[Dataset rows]
- - -

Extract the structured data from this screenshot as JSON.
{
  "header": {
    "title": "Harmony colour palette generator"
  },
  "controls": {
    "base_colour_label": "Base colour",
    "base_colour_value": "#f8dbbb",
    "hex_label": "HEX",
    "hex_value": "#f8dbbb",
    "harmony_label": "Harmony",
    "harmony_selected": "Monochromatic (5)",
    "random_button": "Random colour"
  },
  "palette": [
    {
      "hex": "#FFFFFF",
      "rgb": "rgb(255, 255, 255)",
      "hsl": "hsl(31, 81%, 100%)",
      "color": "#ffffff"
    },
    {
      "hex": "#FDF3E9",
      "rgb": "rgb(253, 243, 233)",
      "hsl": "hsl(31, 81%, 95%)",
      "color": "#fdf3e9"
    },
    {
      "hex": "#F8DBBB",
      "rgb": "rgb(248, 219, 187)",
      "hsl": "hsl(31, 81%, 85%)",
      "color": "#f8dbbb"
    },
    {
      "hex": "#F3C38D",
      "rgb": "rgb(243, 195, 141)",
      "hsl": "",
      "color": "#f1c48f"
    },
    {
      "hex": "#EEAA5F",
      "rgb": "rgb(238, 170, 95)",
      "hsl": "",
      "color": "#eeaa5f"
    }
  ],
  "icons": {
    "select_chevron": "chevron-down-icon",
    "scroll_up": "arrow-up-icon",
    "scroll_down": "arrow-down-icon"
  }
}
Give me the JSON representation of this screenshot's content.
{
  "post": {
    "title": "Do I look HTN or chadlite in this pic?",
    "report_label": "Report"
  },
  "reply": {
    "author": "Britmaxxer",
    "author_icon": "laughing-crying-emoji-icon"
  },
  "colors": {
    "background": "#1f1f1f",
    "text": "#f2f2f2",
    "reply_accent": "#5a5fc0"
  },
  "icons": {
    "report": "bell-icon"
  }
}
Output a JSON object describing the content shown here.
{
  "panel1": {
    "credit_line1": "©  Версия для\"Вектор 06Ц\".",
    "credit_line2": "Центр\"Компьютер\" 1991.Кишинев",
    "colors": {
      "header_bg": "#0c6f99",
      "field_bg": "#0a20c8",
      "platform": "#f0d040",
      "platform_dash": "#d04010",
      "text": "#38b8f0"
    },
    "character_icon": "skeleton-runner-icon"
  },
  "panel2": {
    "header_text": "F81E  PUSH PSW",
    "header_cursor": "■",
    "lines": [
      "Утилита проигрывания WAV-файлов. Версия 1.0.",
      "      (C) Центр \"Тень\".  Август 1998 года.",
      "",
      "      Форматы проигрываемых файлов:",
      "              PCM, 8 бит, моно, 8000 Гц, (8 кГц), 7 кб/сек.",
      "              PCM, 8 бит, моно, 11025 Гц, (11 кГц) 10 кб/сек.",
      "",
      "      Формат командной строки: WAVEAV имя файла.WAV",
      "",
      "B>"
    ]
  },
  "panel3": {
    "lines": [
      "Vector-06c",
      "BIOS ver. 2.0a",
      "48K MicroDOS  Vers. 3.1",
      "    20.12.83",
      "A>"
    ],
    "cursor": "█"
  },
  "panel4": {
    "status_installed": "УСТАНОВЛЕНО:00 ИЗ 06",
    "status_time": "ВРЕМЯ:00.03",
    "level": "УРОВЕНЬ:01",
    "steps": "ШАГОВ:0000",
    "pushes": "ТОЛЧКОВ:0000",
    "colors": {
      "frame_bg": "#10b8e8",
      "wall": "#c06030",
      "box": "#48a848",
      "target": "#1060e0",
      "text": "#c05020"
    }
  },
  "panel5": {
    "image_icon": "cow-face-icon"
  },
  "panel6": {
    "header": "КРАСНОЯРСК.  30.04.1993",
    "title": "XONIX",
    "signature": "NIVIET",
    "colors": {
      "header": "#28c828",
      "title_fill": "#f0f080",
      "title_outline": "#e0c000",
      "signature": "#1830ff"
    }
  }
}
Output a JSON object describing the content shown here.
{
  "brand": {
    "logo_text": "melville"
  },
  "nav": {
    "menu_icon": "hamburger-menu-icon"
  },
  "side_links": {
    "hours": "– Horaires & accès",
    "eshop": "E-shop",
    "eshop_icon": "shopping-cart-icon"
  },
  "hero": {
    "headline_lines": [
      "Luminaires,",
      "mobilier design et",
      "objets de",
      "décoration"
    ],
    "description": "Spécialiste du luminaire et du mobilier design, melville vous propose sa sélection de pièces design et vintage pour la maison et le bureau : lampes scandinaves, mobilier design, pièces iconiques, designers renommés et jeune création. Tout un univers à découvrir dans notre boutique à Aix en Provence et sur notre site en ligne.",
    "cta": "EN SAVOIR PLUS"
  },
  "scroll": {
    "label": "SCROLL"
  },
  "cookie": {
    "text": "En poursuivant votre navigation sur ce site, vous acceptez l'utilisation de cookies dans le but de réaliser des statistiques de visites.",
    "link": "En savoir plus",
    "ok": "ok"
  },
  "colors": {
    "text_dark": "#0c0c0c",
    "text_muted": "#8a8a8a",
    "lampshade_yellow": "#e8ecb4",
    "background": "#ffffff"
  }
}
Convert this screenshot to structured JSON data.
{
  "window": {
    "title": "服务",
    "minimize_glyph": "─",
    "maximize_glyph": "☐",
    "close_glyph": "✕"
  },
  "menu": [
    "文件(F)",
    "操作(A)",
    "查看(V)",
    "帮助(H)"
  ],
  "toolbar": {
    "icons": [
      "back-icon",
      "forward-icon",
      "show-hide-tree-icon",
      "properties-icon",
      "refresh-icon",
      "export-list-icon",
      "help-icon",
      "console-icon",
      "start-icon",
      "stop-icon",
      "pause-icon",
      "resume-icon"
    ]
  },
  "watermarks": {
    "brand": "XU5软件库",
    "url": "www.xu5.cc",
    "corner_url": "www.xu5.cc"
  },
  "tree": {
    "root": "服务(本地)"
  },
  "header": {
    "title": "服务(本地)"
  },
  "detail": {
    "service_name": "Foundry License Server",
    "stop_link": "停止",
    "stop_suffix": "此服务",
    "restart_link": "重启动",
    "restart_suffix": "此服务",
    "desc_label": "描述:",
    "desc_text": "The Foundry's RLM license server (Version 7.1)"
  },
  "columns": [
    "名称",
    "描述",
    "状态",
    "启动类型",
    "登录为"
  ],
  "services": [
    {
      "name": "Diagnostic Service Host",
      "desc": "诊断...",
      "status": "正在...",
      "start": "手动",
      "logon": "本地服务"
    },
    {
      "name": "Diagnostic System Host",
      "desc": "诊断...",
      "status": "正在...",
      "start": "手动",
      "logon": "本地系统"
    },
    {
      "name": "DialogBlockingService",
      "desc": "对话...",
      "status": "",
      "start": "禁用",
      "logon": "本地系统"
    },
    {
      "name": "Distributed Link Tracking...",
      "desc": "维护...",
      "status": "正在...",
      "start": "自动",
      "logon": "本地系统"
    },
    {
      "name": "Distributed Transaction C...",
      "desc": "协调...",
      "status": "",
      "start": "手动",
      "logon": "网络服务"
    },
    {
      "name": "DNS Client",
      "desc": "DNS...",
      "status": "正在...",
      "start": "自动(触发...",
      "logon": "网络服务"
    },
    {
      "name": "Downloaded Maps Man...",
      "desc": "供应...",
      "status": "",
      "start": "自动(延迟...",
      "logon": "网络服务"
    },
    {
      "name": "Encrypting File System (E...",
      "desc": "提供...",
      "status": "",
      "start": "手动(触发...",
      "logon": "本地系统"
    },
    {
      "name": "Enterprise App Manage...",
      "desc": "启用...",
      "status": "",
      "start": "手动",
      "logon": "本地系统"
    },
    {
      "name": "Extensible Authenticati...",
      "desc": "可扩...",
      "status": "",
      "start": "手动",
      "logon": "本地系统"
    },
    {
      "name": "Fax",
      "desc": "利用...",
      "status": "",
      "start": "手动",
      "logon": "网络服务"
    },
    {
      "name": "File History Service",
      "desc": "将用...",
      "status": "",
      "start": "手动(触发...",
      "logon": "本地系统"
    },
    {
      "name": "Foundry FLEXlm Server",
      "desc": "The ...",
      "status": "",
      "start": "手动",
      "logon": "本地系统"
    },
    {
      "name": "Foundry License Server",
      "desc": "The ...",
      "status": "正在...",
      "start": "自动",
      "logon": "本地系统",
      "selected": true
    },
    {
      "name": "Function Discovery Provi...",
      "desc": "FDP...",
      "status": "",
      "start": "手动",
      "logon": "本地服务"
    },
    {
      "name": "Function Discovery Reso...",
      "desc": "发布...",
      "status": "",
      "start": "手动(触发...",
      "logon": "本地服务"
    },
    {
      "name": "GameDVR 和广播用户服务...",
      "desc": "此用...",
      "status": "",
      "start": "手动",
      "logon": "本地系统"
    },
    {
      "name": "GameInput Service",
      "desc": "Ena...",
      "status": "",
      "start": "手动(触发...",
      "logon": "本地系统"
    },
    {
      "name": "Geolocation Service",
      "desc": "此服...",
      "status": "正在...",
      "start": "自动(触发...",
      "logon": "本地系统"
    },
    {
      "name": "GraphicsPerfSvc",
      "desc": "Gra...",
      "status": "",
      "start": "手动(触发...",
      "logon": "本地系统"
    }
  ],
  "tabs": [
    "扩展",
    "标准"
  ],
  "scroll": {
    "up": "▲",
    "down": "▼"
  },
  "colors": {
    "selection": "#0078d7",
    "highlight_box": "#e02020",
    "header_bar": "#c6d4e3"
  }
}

- - -

◆ Required task ◆
Isolate each line of the listing above that includes "site". Copy it.

◆ Problem solution ◆
    "description": "Spécialiste du luminaire et du mobilier design, melville vous propose sa sélection de pièces design et vintage pour la maison et le bureau : lampes scandinaves, mobilier design, pièces iconiques, designers renommés et jeune création. Tout un univers à découvrir dans notre boutique à Aix en Provence et sur notre site en ligne.",
    "text": "En poursuivant votre navigation sur ce site, vous acceptez l'utilisation de cookies dans le but de réaliser des statistiques de visites.",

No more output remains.